++++ DATA FOR PROCESSING ++++

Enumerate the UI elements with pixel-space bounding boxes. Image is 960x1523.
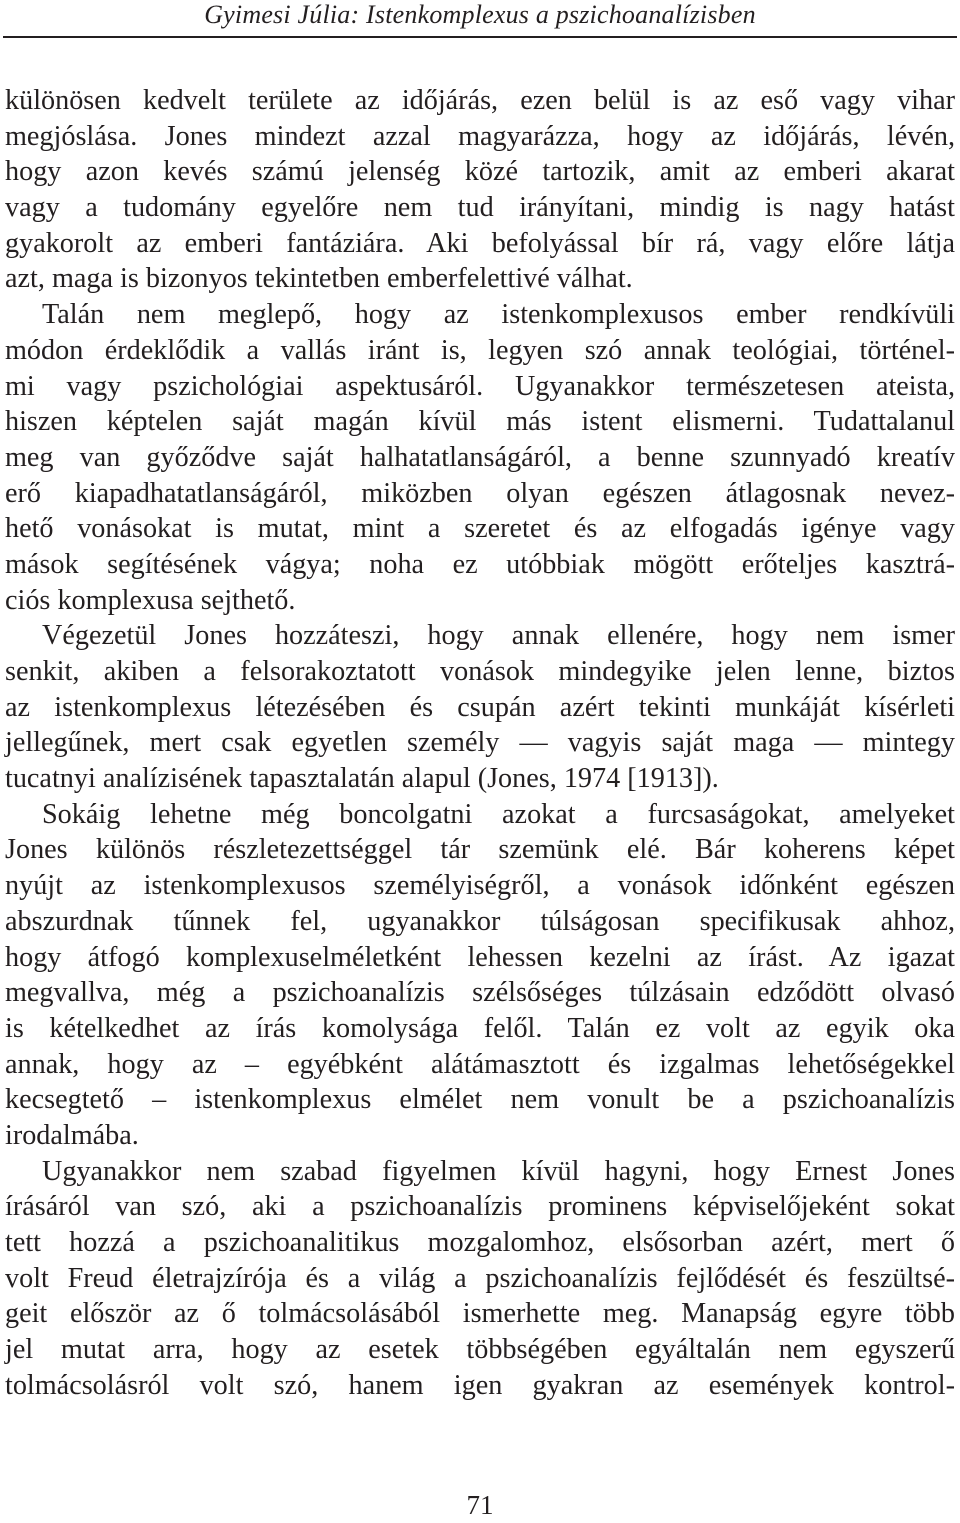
text-line: mi vagy pszichológiai aspektusáról. Ugyanakkor természetesen ateista, [5, 370, 955, 402]
text-line: geit először az ő tolmácsolásából ismerhette meg. Manapság egyre több [5, 1298, 955, 1330]
text-line: tett hozzá a pszichoanalitikus mozgalomhoz, elsősorban azért, mert ő [5, 1227, 955, 1258]
text-line: gyakorolt az emberi fantáziára. Aki befolyással bír rá, vagy előre látja [5, 227, 955, 259]
header-rule [3, 36, 957, 38]
text-line: kecsegtető – istenkomplexus elmélet nem vonult be a pszichoanalízis [5, 1084, 955, 1116]
text-line: hető vonásokat is mutat, mint a szeretet és az elfogadás igénye vagy [5, 513, 955, 545]
text-line: megjóslása. Jones mindezt azzal magyarázza, hogy az időjárás, lévén, [5, 120, 955, 152]
running-head: Gyimesi Júlia: Istenkomplexus a pszichoanalízisben [204, 0, 756, 29]
text-line: az istenkomplexus létezésében és csupán azért tekinti munkáját kísérleti [5, 691, 955, 723]
text-line: is kételkedhet az írás komolysága felől. Talán ez volt az egyik oka [5, 1012, 955, 1044]
text-line: Végezetül Jones hozzáteszi, hogy annak ellenére, hogy nem ismer [42, 620, 955, 652]
page-number: 71 [466, 1490, 494, 1520]
text-line: nyújt az istenkomplexusos személyiségről, a vonások időnként egészen [5, 870, 955, 902]
body-text [5, 83, 955, 1403]
text-line: Jones különös részletezettséggel tár szemünk elé. Bár koherens képet [5, 834, 955, 866]
text-line: Sokáig lehetne még boncolgatni azokat a furcsaságokat, amelyeket [42, 798, 955, 830]
text-line: jellegűnek, mert csak egyetlen személy — vagyis saját maga — mintegy [5, 727, 955, 759]
text-line: írásáról van szó, aki a pszichoanalízis prominens képviselőjeként sokat [5, 1191, 955, 1223]
text-line: Ugyanakkor nem szabad figyelmen kívül hagyni, hogy Ernest Jones [42, 1155, 955, 1187]
text-line: ciós komplexusa sejthető. [5, 584, 296, 616]
text-line: volt Freud életrajzírója és a világ a pszichoanalízis fejlődését és feszültsé- [5, 1262, 955, 1294]
text-line: irodalmába. [5, 1119, 139, 1151]
text-line: azt, maga is bizonyos tekintetben emberfelettivé válhat. [5, 263, 633, 295]
text-line: hogy azon kevés számú jelenség közé tartozik, amit az emberi akarat [5, 156, 955, 188]
text-line: mások segítésének vágya; noha ez utóbbiak mögött erőteljes kasztrá- [5, 548, 955, 580]
text-line: vagy a tudomány egyelőre nem tud irányítani, mindig is nagy hatást [5, 192, 955, 224]
text-line: erő kiapadhatatlanságáról, miközben olyan egészen átlagosnak nevez- [5, 477, 955, 509]
text-line: jel mutat arra, hogy az esetek többségében egyáltalán nem egyszerű [5, 1334, 955, 1366]
text-line: senkit, akiben a felsorakoztatott vonások mindegyike jelen lenne, biztos [5, 656, 955, 687]
text-line: tolmácsolásról volt szó, hanem igen gyakran az események kontrol- [5, 1369, 955, 1401]
text-line: különösen kedvelt területe az időjárás, ezen belül is az eső vagy vihar [5, 85, 955, 116]
text-line: módon érdeklődik a vallás iránt is, legyen szó annak teológiai, történel- [5, 334, 955, 366]
text-line: meg van győződve saját halhatatlanságáról, a benne szunnyadó kreatív [5, 441, 955, 473]
text-line: annak, hogy az – egyébként alátámasztott és izgalmas lehetőségekkel [5, 1048, 955, 1080]
text-line: hogy átfogó komplexuselméletként lehessen kezelni az írást. Az igazat [5, 941, 955, 973]
text-line: abszurdnak tűnnek fel, ugyanakkor túlságosan specifikusak ahhoz, [5, 905, 955, 937]
text-line: tucatnyi analízisének tapasztalatán alapul (Jones, 1974 [1913]). [5, 763, 719, 795]
text-line: megvallva, még a pszichoanalízis szélsőséges túlzásain edződött olvasó [5, 977, 955, 1009]
text-line: Talán nem meglepő, hogy az istenkomplexusos ember rendkívüli [42, 299, 955, 331]
text-line: hiszen képtelen saját magán kívül más istent elismerni. Tudattalanul [5, 406, 955, 438]
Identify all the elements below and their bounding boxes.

++++

[TASK DESCRIPTION]
Give every line of the listing above as a JSON list of strings, one string per line, leaving out blank lines and the pictures.

[ANSWER TO THIS TASK]
[
  "Enumerate the UI elements with pixel-space bounding boxes. Image is 960x1523.",
  "text-line: mi vagy pszichológiai aspektusáról. Ugyanakkor természetesen ateista, [5, 370, 955, 402]",
  "text-line: geit először az ő tolmácsolásából ismerhette meg. Manapság egyre több [5, 1298, 955, 1330]",
  "text-line: tett hozzá a pszichoanalitikus mozgalomhoz, elsősorban azért, mert ő [5, 1227, 955, 1258]",
  "text-line: gyakorolt az emberi fantáziára. Aki befolyással bír rá, vagy előre látja [5, 227, 955, 259]",
  "header-rule [3, 36, 957, 38]",
  "text-line: kecsegtető – istenkomplexus elmélet nem vonult be a pszichoanalízis [5, 1084, 955, 1116]",
  "text-line: hető vonásokat is mutat, mint a szeretet és az elfogadás igénye vagy [5, 513, 955, 545]",
  "text-line: megjóslása. Jones mindezt azzal magyarázza, hogy az időjárás, lévén, [5, 120, 955, 152]",
  "running-head: Gyimesi Júlia: Istenkomplexus a pszichoanalízisben [204, 0, 756, 29]",
  "text-line: az istenkomplexus létezésében és csupán azért tekinti munkáját kísérleti [5, 691, 955, 723]",
  "text-line: is kételkedhet az írás komolysága felől. Talán ez volt az egyik oka [5, 1012, 955, 1044]",
  "text-line: Végezetül Jones hozzáteszi, hogy annak ellenére, hogy nem ismer [42, 620, 955, 652]",
  "page-number: 71 [466, 1490, 494, 1520]",
  "text-line: nyújt az istenkomplexusos személyiségről, a vonások időnként egészen [5, 870, 955, 902]",
  "body-text [5, 83, 955, 1403]",
  "text-line: Jones különös részletezettséggel tár szemünk elé. Bár koherens képet [5, 834, 955, 866]",
  "text-line: Sokáig lehetne még boncolgatni azokat a furcsaságokat, amelyeket [42, 798, 955, 830]",
  "text-line: jellegűnek, mert csak egyetlen személy — vagyis saját maga — mintegy [5, 727, 955, 759]",
  "text-line: írásáról van szó, aki a pszichoanalízis prominens képviselőjeként sokat [5, 1191, 955, 1223]",
  "text-line: Ugyanakkor nem szabad figyelmen kívül hagyni, hogy Ernest Jones [42, 1155, 955, 1187]",
  "text-line: ciós komplexusa sejthető. [5, 584, 296, 616]",
  "text-line: volt Freud életrajzírója és a világ a pszichoanalízis fejlődését és feszültsé- [5, 1262, 955, 1294]",
  "text-line: irodalmába. [5, 1119, 139, 1151]",
  "text-line: azt, maga is bizonyos tekintetben emberfelettivé válhat. [5, 263, 633, 295]",
  "text-line: hogy azon kevés számú jelenség közé tartozik, amit az emberi akarat [5, 156, 955, 188]",
  "text-line: mások segítésének vágya; noha ez utóbbiak mögött erőteljes kasztrá- [5, 548, 955, 580]",
  "text-line: vagy a tudomány egyelőre nem tud irányítani, mindig is nagy hatást [5, 192, 955, 224]",
  "text-line: erő kiapadhatatlanságáról, miközben olyan egészen átlagosnak nevez- [5, 477, 955, 509]",
  "text-line: jel mutat arra, hogy az esetek többségében egyáltalán nem egyszerű [5, 1334, 955, 1366]",
  "text-line: senkit, akiben a felsorakoztatott vonások mindegyike jelen lenne, biztos [5, 656, 955, 687]",
  "text-line: tolmácsolásról volt szó, hanem igen gyakran az események kontrol- [5, 1369, 955, 1401]",
  "text-line: különösen kedvelt területe az időjárás, ezen belül is az eső vagy vihar [5, 85, 955, 116]",
  "text-line: módon érdeklődik a vallás iránt is, legyen szó annak teológiai, történel- [5, 334, 955, 366]",
  "text-line: meg van győződve saját halhatatlanságáról, a benne szunnyadó kreatív [5, 441, 955, 473]",
  "text-line: annak, hogy az – egyébként alátámasztott és izgalmas lehetőségekkel [5, 1048, 955, 1080]",
  "text-line: hogy átfogó komplexuselméletként lehessen kezelni az írást. Az igazat [5, 941, 955, 973]",
  "text-line: abszurdnak tűnnek fel, ugyanakkor túlságosan specifikusak ahhoz, [5, 905, 955, 937]",
  "text-line: tucatnyi analízisének tapasztalatán alapul (Jones, 1974 [1913]). [5, 763, 719, 795]",
  "text-line: megvallva, még a pszichoanalízis szélsőséges túlzásain edződött olvasó [5, 977, 955, 1009]",
  "text-line: Talán nem meglepő, hogy az istenkomplexusos ember rendkívüli [42, 299, 955, 331]",
  "text-line: hiszen képtelen saját magán kívül más istent elismerni. Tudattalanul [5, 406, 955, 438]",
  "Identify all the elements below and their bounding boxes."
]